> **ENTRIES PROVIDED**
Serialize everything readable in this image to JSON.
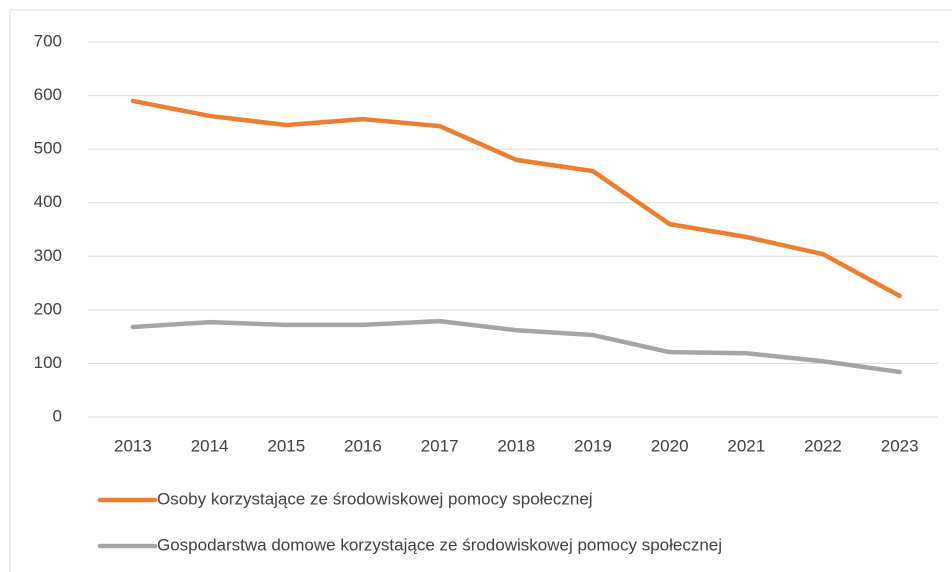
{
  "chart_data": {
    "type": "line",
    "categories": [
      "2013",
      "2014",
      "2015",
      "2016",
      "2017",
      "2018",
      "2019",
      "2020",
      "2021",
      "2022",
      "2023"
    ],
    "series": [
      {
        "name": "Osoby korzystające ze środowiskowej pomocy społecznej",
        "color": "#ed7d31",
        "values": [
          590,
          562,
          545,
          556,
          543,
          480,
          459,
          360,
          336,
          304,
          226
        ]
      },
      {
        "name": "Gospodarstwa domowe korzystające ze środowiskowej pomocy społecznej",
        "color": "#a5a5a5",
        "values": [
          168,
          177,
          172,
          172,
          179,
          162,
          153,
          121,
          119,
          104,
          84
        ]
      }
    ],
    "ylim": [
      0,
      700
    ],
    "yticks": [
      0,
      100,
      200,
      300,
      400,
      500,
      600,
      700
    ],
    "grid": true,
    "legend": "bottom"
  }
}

--

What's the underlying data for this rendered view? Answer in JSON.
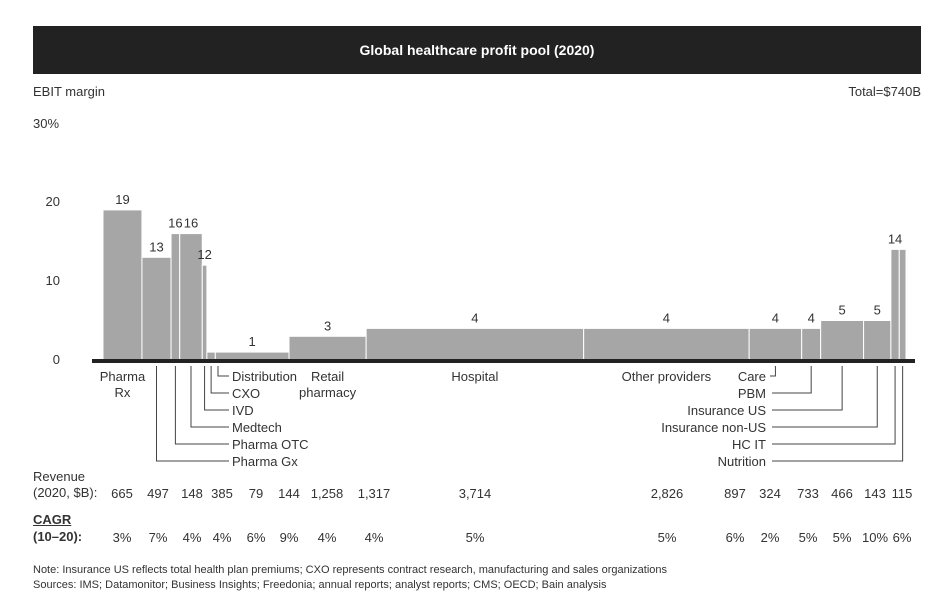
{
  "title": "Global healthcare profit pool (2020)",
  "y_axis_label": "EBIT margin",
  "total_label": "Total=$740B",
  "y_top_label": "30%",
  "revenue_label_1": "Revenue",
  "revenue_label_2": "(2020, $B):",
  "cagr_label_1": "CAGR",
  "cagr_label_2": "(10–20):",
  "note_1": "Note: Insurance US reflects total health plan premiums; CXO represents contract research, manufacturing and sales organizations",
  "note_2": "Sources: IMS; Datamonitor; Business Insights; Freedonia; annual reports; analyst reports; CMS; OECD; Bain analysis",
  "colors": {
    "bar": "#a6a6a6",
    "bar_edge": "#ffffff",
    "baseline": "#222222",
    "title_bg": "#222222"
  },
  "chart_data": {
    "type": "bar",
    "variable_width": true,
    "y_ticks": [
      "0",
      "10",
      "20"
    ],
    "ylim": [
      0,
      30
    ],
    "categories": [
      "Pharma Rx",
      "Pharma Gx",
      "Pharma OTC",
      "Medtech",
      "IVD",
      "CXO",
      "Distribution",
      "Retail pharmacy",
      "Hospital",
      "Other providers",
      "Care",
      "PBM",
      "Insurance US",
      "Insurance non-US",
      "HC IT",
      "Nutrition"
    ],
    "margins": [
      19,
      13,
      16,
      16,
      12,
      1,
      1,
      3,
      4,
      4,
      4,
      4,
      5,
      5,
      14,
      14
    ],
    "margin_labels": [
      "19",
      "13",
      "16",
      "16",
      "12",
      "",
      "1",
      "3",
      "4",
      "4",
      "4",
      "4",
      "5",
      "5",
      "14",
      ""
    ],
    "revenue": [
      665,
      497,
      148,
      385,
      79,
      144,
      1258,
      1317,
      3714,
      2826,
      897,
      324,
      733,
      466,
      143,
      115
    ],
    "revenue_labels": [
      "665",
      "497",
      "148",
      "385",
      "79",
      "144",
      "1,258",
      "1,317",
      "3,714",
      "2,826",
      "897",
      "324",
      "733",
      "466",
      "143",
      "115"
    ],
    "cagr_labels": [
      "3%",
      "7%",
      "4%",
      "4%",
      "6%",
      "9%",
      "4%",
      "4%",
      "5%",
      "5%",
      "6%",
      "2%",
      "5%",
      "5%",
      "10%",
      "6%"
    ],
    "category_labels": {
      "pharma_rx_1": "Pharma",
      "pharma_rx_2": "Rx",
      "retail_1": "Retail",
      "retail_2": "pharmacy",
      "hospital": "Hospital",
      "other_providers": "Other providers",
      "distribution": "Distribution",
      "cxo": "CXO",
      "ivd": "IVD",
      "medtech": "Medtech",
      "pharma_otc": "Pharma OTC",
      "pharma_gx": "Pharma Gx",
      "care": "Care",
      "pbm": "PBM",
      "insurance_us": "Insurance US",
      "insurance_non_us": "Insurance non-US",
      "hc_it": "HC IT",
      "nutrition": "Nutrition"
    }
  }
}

> **PROMPT**
Which lines contain the word "pomocy"? Copy each of them.

> **PROBLEM SOLUTION**
        "name": "Osoby korzystające ze środowiskowej pomocy społecznej",
        "name": "Gospodarstwa domowe korzystające ze środowiskowej pomocy społecznej",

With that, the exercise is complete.